Dataset records
..........

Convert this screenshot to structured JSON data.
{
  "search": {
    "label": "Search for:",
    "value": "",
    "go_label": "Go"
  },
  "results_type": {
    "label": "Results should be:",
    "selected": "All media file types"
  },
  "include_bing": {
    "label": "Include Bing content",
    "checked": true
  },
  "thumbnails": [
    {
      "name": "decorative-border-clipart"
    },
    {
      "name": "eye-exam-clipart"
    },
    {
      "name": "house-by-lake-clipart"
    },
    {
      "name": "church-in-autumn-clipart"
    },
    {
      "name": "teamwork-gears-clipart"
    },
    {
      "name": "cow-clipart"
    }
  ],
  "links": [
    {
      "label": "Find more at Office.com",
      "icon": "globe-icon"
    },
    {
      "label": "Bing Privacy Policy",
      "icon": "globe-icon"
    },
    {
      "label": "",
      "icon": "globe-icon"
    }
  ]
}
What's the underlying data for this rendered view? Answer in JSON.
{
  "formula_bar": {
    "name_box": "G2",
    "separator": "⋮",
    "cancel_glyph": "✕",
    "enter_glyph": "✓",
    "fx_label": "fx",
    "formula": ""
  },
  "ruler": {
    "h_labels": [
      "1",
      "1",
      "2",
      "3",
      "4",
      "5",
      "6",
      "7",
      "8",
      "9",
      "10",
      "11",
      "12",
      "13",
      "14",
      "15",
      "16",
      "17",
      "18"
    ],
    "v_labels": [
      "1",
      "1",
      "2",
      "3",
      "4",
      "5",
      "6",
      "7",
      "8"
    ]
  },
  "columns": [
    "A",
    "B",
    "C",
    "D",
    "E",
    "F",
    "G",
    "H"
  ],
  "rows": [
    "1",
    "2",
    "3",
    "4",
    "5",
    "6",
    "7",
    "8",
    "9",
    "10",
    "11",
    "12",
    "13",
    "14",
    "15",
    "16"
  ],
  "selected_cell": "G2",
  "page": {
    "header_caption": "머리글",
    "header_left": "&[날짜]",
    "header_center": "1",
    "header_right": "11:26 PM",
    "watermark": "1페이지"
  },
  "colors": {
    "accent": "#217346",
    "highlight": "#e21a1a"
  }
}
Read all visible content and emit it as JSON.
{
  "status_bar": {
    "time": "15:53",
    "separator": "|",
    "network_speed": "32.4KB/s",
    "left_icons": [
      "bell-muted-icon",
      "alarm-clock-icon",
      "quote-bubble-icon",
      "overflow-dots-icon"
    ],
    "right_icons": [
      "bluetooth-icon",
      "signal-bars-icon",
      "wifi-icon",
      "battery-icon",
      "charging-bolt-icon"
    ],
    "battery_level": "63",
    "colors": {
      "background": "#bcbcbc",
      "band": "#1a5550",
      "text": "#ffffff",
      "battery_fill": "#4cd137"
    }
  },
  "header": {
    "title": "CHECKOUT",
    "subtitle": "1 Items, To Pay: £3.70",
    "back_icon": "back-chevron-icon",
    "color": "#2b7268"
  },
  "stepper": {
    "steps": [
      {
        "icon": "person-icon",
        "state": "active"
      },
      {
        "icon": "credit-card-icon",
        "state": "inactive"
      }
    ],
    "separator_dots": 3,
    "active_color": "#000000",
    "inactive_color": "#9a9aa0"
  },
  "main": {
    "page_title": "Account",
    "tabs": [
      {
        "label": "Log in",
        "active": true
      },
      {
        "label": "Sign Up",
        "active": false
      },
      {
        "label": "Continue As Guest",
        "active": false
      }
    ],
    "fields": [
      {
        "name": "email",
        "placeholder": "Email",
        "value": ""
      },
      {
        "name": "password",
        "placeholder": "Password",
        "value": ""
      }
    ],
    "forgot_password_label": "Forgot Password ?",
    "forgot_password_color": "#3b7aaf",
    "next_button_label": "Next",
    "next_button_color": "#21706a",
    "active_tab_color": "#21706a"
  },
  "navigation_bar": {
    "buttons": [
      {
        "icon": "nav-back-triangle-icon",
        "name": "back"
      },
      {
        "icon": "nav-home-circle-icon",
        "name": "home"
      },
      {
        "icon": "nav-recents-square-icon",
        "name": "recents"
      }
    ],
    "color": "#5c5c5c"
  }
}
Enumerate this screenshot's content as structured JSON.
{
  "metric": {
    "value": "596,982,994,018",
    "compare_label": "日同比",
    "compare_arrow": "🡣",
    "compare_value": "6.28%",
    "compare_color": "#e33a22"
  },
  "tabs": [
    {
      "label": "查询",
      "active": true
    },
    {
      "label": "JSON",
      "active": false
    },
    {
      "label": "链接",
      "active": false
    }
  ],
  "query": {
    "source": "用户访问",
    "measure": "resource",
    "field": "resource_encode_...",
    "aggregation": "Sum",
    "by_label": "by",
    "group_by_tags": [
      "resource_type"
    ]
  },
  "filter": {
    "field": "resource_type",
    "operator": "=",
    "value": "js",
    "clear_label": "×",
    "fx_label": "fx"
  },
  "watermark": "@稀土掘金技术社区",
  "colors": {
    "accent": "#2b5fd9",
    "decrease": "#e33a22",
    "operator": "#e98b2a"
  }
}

..........

• [Problem description]
Of the lines in the records, how many contain the word "this"? Answer with the number and nothing else.

• [Complete output]
3